◆ **YOUR TASK**: Check every line below for the word "name" and copy the ones that have it.

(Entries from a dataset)
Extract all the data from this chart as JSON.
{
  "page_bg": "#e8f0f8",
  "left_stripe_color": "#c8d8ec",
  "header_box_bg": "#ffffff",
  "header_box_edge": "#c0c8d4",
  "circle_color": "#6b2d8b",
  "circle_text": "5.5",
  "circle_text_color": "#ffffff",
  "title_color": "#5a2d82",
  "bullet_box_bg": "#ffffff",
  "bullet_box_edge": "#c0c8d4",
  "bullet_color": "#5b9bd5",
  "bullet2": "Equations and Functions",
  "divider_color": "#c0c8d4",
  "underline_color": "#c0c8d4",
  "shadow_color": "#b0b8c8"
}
--
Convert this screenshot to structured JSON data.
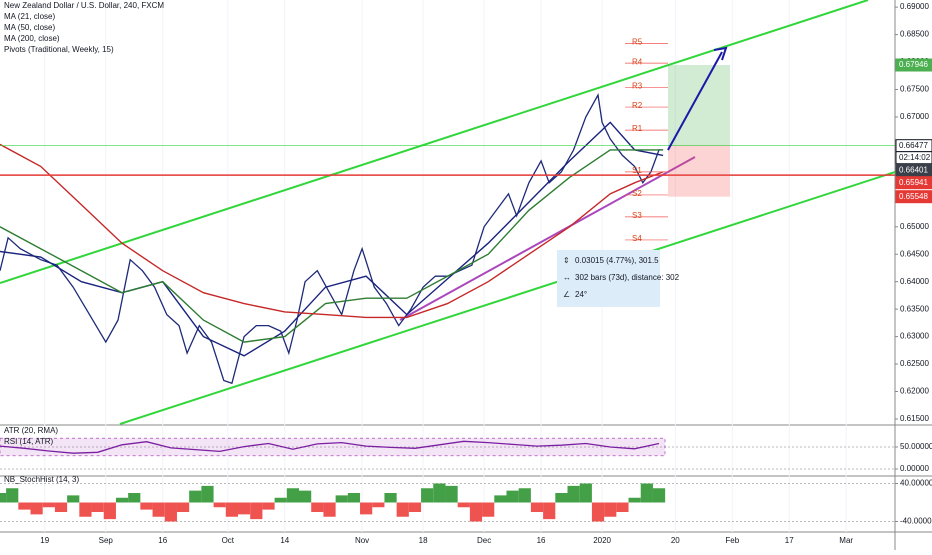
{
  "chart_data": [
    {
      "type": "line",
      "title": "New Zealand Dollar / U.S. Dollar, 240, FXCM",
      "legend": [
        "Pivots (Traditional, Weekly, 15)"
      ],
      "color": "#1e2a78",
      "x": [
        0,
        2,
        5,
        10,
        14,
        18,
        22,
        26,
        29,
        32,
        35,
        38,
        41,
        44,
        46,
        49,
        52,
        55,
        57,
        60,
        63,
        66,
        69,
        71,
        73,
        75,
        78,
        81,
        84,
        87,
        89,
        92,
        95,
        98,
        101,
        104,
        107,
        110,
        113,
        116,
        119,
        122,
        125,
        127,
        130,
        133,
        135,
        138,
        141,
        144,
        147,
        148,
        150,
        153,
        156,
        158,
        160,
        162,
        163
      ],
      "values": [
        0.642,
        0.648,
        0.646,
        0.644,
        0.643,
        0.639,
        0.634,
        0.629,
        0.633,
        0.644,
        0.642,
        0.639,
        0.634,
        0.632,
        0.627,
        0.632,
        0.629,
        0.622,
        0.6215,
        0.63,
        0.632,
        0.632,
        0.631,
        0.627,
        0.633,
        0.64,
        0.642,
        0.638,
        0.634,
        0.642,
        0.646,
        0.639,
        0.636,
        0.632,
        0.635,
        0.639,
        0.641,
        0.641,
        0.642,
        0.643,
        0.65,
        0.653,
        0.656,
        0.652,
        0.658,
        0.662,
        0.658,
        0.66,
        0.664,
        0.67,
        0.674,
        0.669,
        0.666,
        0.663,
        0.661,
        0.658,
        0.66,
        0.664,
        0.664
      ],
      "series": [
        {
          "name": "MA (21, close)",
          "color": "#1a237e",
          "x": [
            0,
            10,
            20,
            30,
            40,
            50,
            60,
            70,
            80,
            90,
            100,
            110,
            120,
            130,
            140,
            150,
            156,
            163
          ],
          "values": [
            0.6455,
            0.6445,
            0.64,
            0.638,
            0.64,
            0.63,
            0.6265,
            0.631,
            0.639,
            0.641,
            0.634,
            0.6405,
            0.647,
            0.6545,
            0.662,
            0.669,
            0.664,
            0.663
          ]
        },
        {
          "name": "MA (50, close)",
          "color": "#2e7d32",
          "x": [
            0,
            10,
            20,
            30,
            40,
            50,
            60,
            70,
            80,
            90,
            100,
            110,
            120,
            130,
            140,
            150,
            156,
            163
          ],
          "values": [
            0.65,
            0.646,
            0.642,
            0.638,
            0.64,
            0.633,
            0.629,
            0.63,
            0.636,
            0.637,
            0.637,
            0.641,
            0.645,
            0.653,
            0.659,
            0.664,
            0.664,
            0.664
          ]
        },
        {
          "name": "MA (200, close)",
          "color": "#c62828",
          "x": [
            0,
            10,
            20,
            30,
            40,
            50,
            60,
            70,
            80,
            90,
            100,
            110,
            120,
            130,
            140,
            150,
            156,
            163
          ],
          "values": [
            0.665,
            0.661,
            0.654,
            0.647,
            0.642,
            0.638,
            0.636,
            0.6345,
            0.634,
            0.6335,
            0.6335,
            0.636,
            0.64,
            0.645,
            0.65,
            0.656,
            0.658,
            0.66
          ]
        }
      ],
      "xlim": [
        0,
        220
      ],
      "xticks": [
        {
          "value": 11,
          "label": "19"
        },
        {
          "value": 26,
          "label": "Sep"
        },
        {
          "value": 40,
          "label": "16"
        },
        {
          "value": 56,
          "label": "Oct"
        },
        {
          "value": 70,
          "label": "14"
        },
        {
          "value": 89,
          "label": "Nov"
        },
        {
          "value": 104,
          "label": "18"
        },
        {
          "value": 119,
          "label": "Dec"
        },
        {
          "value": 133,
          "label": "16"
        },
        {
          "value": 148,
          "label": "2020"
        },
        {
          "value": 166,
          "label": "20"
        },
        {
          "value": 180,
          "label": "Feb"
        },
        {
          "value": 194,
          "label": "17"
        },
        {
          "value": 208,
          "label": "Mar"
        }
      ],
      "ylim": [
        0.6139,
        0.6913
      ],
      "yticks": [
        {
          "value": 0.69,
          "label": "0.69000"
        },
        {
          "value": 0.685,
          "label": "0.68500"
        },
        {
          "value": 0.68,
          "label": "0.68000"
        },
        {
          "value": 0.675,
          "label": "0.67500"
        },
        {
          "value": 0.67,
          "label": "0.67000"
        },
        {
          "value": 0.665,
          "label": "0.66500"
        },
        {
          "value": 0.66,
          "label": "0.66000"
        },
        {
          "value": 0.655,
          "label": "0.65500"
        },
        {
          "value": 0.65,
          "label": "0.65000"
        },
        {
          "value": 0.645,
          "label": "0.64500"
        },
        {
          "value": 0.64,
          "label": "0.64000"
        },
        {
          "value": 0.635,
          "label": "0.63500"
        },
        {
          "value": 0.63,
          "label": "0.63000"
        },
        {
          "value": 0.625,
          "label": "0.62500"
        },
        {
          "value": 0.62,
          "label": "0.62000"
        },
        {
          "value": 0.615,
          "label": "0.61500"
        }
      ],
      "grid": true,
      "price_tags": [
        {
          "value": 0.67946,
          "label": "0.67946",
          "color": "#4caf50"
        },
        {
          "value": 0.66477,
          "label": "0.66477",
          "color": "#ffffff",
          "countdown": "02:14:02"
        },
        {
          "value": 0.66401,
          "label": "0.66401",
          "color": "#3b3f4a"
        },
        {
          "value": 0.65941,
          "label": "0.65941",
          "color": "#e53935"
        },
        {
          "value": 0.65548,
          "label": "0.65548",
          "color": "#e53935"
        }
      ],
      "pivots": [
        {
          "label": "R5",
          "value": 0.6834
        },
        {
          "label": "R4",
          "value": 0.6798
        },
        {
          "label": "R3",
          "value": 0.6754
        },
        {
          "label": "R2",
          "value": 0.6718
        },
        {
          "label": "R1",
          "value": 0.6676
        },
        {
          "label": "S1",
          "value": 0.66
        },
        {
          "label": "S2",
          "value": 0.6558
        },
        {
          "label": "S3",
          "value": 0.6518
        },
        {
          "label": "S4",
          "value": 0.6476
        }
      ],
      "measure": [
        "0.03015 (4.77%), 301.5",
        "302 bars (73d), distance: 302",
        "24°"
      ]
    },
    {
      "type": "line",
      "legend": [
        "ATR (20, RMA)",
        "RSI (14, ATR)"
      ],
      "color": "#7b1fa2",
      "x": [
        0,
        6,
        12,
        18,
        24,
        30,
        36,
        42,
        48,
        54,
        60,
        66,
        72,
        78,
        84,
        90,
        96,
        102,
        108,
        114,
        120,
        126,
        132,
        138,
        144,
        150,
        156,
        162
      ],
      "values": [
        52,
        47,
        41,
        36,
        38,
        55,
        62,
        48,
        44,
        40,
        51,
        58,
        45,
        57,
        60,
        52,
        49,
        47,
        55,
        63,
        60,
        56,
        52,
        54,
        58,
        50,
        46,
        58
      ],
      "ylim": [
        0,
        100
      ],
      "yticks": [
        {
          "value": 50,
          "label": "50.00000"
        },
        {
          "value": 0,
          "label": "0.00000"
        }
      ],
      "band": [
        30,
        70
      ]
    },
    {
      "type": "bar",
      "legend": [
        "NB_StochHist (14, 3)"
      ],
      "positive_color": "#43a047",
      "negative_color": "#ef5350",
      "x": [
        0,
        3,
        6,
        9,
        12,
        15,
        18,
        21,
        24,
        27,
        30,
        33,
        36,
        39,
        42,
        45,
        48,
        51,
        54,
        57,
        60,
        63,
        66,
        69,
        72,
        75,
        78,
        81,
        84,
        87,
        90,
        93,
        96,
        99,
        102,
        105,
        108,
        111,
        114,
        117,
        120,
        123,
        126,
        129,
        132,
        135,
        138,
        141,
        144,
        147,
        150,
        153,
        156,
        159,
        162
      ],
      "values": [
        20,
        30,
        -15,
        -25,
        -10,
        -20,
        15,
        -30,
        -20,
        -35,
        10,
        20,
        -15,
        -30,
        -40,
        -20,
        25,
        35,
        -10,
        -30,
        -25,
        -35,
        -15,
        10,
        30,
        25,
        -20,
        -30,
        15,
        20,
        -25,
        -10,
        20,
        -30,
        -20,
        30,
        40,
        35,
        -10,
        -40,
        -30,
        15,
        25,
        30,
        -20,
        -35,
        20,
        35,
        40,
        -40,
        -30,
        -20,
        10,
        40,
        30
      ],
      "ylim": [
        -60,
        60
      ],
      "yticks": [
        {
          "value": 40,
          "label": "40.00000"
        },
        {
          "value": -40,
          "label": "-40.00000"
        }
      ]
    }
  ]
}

◆ **TASK SOLUTION**:
          "name": "MA (21, close)",
          "name": "MA (50, close)",
          "name": "MA (200, close)",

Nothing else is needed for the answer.